In the records below, find each line containing the word "message" and copy it.

┌──

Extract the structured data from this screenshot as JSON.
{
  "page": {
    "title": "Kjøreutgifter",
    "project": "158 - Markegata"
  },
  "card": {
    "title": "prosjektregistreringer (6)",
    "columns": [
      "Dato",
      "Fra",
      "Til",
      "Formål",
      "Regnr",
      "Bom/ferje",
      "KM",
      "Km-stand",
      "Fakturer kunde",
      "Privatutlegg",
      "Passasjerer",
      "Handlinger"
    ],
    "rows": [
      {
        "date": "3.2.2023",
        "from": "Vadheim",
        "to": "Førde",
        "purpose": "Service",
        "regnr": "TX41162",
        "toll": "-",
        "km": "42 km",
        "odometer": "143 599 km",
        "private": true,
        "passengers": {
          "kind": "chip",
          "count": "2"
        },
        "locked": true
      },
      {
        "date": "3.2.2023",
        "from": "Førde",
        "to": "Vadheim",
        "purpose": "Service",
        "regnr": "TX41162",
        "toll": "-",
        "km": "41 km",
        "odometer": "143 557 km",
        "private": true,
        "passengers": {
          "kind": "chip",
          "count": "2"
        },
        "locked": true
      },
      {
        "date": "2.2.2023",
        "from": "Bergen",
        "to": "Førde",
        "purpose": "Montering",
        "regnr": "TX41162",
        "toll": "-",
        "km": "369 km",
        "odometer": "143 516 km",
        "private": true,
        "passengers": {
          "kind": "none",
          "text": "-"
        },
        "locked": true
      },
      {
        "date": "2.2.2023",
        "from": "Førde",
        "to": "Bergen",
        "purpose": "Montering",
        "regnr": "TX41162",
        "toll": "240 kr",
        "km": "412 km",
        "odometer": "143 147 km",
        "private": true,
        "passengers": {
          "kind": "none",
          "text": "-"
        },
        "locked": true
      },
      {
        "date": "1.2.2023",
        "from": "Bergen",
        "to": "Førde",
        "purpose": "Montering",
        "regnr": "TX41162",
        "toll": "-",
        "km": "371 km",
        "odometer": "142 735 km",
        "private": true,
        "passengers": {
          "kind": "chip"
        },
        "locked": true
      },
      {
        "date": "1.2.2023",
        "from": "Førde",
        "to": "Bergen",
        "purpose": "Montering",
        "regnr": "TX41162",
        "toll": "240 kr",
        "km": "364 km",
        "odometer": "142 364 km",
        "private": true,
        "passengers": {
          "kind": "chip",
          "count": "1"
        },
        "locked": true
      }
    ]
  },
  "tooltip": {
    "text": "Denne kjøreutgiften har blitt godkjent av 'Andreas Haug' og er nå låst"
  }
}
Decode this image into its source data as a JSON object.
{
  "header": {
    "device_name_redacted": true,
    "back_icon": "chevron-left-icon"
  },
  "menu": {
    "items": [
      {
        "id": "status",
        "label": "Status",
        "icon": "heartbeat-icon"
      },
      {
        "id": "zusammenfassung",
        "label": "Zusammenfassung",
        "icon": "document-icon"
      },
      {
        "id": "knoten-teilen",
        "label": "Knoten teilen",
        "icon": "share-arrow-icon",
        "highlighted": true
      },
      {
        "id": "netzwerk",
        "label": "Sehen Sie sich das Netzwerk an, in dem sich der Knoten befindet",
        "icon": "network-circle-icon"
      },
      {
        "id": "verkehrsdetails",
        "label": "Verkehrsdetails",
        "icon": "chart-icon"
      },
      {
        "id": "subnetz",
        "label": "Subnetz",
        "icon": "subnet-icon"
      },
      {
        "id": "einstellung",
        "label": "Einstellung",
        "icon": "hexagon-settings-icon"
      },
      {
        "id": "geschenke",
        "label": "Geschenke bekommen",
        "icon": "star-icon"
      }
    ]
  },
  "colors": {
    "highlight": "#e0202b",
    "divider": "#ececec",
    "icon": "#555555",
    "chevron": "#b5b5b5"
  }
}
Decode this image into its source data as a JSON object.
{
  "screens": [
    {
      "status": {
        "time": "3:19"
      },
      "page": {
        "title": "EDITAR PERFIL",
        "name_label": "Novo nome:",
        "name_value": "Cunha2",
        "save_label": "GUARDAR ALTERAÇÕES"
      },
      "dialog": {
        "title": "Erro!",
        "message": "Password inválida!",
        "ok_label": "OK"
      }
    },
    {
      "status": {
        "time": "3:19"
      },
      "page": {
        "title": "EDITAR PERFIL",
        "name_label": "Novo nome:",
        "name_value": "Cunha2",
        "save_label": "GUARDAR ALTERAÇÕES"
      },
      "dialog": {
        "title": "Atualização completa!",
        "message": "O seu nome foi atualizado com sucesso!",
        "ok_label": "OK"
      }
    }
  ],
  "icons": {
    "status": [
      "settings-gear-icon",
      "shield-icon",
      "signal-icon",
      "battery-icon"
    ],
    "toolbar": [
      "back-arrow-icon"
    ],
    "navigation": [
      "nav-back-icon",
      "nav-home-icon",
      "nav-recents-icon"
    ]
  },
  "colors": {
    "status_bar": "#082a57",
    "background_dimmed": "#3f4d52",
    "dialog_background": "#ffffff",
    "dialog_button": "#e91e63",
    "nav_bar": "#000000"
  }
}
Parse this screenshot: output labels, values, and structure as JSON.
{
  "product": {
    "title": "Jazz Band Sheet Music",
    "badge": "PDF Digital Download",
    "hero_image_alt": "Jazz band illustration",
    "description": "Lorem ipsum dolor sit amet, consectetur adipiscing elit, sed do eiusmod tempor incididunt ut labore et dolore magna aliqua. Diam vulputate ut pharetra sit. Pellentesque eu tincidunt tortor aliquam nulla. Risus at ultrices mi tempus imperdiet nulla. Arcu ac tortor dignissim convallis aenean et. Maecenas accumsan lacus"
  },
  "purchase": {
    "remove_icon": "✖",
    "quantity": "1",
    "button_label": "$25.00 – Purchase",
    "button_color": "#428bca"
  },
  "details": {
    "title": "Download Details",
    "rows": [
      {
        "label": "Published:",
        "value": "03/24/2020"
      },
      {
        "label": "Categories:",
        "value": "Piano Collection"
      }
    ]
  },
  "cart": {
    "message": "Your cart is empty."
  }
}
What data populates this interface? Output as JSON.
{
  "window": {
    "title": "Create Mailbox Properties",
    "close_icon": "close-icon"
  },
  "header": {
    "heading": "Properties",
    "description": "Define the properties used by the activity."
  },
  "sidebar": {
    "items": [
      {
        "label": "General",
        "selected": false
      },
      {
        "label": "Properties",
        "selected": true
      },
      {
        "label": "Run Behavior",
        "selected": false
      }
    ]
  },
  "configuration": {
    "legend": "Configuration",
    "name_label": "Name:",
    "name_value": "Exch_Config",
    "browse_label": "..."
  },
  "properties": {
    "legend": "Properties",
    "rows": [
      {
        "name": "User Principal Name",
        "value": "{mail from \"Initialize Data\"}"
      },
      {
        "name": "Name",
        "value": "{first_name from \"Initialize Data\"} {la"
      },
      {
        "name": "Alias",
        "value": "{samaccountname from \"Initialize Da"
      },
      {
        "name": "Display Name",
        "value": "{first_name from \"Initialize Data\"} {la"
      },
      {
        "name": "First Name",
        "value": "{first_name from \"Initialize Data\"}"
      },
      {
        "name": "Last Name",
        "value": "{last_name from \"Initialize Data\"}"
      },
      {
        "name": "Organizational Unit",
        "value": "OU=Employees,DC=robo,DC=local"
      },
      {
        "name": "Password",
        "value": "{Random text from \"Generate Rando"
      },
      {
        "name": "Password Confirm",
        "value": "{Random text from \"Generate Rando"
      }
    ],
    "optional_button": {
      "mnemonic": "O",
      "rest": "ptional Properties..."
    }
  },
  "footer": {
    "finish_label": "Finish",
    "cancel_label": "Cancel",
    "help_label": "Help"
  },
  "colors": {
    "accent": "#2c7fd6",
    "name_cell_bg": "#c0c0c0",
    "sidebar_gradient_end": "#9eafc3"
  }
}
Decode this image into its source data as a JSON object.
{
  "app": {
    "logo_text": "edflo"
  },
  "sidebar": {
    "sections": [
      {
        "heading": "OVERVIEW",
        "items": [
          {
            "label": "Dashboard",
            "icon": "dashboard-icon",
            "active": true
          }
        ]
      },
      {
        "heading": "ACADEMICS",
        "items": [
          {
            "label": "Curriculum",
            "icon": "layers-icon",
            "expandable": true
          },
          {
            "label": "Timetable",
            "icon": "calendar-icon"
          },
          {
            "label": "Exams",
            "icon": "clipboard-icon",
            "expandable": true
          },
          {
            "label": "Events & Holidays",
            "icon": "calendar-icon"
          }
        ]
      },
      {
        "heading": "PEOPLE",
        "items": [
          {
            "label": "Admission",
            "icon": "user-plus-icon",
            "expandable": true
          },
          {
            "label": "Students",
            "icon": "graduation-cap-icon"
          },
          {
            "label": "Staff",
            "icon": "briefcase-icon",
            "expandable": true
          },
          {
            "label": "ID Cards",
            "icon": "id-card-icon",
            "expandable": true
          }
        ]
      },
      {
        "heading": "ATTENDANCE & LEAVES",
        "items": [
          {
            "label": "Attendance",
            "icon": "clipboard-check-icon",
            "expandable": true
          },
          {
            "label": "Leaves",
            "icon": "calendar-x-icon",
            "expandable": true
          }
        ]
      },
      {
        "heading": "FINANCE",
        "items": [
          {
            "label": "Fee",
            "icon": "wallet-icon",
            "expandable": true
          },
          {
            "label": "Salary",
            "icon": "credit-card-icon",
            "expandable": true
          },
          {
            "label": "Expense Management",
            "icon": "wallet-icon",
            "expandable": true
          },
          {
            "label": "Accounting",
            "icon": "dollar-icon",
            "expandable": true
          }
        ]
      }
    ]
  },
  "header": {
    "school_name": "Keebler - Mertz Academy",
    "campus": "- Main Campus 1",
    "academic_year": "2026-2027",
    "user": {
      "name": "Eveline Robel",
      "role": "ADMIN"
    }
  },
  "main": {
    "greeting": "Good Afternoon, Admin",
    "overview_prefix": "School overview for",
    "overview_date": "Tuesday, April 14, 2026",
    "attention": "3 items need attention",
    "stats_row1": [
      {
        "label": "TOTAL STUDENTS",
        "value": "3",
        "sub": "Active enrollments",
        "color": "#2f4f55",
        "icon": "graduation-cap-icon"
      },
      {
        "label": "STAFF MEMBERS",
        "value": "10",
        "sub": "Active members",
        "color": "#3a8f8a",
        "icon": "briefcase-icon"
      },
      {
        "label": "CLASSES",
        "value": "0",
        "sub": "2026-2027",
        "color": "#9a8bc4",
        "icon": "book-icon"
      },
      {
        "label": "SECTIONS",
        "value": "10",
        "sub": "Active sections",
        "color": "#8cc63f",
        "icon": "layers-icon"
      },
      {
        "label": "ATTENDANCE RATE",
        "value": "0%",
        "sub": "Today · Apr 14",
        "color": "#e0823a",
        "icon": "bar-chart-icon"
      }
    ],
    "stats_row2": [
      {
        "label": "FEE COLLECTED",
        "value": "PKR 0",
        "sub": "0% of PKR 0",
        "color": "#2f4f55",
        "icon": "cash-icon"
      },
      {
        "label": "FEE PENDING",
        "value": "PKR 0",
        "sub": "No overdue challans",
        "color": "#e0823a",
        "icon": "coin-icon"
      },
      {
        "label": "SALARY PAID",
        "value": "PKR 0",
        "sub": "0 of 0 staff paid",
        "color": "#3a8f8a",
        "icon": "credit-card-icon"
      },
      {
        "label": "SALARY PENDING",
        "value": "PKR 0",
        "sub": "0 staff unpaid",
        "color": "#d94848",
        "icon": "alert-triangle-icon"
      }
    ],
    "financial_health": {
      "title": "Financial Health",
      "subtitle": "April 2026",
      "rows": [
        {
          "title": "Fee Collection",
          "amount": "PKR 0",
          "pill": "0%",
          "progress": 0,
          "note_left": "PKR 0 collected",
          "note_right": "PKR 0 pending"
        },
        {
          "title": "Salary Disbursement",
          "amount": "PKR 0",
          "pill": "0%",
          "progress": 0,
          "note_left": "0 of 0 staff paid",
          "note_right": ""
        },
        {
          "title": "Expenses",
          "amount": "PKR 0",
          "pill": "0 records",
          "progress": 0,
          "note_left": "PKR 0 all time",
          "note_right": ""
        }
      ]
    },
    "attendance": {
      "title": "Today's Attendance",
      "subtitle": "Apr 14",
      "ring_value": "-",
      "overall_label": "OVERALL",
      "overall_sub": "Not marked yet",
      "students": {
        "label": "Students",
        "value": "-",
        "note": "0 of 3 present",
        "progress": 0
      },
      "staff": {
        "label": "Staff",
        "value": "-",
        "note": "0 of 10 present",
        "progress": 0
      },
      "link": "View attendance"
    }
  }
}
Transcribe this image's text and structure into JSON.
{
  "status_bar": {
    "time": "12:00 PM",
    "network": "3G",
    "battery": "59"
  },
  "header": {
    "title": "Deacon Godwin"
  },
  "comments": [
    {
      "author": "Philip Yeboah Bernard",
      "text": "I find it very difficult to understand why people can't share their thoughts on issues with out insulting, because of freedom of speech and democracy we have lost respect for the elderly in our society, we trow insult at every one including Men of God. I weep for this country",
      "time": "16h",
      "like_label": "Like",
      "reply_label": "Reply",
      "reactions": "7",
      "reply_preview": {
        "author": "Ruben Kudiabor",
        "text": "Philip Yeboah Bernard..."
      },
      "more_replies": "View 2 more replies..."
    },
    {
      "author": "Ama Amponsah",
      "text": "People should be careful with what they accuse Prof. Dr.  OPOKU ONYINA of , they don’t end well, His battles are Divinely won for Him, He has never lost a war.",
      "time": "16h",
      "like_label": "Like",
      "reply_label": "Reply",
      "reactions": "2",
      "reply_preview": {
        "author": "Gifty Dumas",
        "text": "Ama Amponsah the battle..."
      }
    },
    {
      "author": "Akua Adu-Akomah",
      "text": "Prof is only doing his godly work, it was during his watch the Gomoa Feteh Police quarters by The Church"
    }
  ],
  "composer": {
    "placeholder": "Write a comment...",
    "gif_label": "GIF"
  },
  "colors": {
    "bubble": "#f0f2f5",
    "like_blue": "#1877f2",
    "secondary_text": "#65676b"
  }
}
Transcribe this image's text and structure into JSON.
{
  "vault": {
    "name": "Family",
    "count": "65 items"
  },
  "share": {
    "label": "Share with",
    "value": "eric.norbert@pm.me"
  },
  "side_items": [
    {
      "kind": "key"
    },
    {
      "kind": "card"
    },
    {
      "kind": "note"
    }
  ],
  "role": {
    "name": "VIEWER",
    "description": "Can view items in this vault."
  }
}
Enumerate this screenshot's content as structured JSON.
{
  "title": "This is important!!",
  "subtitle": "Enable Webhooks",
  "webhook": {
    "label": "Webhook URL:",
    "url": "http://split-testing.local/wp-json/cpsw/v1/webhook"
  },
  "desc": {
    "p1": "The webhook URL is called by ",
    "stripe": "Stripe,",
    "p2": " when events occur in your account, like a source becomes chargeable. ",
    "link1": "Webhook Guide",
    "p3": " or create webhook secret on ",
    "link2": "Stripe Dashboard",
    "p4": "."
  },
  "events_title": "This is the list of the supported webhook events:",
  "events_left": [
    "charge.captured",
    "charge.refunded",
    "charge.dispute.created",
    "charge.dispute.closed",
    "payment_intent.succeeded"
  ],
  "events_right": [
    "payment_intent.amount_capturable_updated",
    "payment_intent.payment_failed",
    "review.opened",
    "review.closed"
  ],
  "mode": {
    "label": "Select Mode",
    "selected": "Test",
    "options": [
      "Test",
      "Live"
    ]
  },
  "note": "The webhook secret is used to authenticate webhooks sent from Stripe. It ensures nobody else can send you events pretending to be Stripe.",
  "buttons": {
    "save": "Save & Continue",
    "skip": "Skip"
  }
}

└──

Exercise output
        "message": "Password inválida!",
        "message": "O seu nome foi atualizado com sucesso!",
    "message": "Your cart is empty."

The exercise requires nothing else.